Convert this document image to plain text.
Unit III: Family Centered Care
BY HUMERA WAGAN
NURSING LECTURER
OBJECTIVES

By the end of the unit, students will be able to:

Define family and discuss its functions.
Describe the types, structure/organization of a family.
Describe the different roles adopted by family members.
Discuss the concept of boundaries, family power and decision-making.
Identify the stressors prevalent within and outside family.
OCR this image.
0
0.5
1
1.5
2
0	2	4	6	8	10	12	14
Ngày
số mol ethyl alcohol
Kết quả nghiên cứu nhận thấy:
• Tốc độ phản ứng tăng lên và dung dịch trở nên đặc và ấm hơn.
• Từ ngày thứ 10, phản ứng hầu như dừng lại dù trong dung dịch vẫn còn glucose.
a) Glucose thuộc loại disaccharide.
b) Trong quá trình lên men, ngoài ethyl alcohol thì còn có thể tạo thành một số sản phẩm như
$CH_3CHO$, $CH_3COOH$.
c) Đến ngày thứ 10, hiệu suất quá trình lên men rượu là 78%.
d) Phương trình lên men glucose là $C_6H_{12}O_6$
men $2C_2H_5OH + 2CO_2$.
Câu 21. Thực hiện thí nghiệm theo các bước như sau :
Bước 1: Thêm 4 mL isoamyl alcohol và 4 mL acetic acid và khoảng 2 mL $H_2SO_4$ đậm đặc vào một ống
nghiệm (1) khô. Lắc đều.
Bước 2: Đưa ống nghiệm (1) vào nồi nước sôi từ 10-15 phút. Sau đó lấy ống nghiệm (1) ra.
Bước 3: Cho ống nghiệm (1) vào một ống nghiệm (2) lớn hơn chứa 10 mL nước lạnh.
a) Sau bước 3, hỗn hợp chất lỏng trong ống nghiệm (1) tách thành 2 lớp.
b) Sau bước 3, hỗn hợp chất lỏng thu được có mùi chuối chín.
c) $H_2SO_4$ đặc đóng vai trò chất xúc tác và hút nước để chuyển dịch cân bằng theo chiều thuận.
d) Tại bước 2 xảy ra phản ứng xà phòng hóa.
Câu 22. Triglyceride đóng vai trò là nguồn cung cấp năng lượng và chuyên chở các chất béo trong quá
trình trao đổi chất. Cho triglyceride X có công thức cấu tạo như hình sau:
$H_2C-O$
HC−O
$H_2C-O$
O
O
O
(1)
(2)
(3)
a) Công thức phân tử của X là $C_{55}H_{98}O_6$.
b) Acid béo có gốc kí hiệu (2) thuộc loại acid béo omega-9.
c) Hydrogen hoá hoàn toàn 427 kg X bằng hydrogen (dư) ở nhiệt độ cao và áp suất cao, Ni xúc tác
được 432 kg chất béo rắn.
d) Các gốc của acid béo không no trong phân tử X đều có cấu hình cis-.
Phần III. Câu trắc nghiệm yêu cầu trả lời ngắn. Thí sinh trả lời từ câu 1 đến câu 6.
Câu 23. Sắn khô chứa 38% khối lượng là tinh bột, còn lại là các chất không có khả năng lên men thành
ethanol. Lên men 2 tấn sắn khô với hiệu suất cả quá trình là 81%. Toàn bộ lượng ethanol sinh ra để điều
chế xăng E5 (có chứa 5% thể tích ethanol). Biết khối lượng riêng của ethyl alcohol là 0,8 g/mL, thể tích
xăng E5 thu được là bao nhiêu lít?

========================================================================

▶ [Aim of the task]: All lines in the data that contain the word "lỏng" should be copied.

▶ [Exercise response]:
a) Sau bước 3, hỗn hợp chất lỏng trong ống nghiệm (1) tách thành 2 lớp.
b) Sau bước 3, hỗn hợp chất lỏng thu được có mùi chuối chín.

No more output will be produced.